Extracted data entries:

● ● ● ● ● ● ●

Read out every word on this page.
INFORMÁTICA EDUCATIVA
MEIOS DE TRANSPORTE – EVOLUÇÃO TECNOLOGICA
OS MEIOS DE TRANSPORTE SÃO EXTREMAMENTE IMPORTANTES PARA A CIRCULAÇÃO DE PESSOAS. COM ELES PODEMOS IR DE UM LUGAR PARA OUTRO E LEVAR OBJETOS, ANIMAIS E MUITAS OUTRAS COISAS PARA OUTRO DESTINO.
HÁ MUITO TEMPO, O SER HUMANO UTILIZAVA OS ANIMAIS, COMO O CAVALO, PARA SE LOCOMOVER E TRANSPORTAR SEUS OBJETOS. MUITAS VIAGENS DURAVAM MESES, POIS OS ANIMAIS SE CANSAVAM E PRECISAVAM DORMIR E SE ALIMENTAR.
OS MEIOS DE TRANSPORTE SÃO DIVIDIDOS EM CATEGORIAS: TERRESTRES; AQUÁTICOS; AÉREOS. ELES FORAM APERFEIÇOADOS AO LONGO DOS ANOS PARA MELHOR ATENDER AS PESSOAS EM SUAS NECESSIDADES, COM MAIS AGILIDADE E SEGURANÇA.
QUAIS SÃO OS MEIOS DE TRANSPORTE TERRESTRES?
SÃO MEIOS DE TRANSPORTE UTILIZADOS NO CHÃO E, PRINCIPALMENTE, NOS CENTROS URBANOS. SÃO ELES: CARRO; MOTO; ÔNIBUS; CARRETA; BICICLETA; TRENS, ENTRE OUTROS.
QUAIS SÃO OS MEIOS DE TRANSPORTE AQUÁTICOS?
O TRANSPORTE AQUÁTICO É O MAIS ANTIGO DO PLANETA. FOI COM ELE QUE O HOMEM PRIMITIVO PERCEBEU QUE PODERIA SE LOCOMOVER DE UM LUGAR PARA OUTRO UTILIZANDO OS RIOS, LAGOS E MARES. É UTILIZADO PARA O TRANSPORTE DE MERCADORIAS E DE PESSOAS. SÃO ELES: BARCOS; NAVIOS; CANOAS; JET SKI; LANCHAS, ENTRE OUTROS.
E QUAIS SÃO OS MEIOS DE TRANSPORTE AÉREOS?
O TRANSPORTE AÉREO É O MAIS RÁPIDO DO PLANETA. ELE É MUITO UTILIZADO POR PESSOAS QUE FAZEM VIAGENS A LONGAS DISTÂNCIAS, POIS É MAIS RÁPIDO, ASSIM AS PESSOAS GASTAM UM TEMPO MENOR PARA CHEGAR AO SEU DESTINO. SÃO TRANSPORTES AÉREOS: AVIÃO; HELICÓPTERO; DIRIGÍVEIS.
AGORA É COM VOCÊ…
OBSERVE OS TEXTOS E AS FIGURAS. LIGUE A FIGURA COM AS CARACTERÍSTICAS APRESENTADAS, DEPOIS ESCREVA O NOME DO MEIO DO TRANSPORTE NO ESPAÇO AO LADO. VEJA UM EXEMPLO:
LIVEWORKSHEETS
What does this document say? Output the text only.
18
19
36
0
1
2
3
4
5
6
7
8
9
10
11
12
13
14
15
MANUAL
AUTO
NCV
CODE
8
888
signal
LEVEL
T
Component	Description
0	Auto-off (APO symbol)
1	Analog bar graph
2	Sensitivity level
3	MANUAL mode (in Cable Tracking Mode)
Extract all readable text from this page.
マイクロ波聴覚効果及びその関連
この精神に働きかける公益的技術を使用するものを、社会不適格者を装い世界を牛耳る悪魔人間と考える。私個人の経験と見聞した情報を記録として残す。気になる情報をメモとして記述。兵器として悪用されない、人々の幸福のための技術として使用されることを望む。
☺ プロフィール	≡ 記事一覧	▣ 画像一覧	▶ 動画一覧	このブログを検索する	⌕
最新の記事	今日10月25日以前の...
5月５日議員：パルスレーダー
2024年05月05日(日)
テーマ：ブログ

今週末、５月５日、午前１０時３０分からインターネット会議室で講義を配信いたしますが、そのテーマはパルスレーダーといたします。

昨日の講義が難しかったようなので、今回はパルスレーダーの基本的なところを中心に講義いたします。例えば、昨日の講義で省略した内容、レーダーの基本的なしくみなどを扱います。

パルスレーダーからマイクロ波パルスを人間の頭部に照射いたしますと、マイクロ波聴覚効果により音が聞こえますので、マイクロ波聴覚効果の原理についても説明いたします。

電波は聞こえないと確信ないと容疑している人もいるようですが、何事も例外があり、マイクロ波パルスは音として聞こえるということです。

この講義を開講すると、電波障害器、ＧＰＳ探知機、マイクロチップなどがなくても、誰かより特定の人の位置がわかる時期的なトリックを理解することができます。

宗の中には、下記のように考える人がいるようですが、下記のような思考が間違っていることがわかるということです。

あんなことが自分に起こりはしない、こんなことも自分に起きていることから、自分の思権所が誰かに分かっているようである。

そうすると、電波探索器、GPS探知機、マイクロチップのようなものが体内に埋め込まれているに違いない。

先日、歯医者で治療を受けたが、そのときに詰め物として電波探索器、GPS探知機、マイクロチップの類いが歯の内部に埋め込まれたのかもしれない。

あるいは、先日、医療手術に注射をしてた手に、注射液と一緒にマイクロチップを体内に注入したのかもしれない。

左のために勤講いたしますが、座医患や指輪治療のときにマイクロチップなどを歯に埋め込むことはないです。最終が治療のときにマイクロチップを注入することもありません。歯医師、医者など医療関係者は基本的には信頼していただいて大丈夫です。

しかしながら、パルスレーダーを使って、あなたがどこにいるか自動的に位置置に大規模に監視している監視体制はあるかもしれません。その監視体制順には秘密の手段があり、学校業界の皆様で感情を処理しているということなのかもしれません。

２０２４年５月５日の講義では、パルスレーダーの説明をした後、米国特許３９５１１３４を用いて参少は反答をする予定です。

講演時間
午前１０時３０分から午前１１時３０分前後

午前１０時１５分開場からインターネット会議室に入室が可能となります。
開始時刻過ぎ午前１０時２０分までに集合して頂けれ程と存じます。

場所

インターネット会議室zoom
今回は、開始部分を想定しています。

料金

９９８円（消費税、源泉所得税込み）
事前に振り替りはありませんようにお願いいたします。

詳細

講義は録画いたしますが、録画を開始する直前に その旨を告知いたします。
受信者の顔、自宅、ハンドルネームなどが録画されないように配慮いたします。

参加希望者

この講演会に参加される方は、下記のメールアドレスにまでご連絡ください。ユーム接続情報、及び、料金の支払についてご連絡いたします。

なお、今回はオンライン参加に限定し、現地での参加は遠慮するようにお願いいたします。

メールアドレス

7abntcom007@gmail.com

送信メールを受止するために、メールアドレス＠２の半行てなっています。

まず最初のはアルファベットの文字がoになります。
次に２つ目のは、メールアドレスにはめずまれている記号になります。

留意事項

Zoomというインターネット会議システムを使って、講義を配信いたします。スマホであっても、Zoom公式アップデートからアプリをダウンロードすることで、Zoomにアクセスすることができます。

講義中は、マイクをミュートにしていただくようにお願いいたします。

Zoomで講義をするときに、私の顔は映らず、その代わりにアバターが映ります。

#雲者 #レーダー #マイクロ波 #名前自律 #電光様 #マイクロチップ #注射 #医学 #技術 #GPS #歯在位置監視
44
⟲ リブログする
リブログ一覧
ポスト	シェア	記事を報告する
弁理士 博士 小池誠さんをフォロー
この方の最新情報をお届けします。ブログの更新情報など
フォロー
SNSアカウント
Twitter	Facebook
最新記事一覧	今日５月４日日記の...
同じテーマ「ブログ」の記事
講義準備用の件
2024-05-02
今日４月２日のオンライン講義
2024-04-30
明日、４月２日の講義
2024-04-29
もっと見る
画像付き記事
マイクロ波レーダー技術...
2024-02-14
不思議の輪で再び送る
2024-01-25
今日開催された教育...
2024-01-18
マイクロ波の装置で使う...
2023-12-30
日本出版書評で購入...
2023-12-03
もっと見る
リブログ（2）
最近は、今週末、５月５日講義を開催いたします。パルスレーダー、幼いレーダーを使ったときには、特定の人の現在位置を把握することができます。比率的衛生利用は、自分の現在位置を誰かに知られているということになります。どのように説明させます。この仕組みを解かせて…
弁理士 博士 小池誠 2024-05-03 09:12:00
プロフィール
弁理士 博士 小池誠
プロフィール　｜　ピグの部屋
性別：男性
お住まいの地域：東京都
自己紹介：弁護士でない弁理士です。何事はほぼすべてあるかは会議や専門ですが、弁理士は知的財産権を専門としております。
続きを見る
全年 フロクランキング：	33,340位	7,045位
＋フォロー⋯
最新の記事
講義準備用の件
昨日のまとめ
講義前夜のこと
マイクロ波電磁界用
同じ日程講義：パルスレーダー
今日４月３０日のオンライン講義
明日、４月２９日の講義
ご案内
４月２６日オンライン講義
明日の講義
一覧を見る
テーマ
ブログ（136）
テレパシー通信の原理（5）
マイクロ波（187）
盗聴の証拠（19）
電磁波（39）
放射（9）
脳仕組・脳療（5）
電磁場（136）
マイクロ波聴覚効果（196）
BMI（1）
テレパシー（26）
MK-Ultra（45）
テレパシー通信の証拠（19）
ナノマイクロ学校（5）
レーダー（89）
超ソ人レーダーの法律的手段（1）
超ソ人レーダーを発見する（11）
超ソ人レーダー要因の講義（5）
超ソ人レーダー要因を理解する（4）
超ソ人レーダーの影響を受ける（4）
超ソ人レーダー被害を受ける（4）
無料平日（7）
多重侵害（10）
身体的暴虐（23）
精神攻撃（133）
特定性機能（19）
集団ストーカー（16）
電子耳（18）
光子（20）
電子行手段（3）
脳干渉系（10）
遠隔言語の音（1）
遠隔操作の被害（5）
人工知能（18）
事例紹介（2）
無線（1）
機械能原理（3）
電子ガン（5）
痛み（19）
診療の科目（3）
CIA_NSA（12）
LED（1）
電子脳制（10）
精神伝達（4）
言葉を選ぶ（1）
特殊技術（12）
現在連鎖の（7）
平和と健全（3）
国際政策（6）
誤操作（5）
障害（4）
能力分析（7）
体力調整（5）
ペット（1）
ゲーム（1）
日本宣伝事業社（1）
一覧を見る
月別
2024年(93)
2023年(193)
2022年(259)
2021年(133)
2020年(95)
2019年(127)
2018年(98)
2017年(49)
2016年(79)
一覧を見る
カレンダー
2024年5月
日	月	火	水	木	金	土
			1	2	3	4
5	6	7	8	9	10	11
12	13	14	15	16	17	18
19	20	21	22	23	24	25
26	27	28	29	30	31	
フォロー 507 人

● ● ● ● ● ● ●

Exercise aim: Search the entries for "ANIMAIS" and copy out each line that has it.

Result of the exercise:
OS MEIOS DE TRANSPORTE SÃO EXTREMAMENTE IMPORTANTES PARA A CIRCULAÇÃO DE PESSOAS. COM ELES PODEMOS IR DE UM LUGAR PARA OUTRO E LEVAR OBJETOS, ANIMAIS E MUITAS OUTRAS COISAS PARA OUTRO DESTINO.
HÁ MUITO TEMPO, O SER HUMANO UTILIZAVA OS ANIMAIS, COMO O CAVALO, PARA SE LOCOMOVER E TRANSPORTAR SEUS OBJETOS. MUITAS VIAGENS DURAVAM MESES, POIS OS ANIMAIS SE CANSAVAM E PRECISAVAM DORMIR E SE ALIMENTAR.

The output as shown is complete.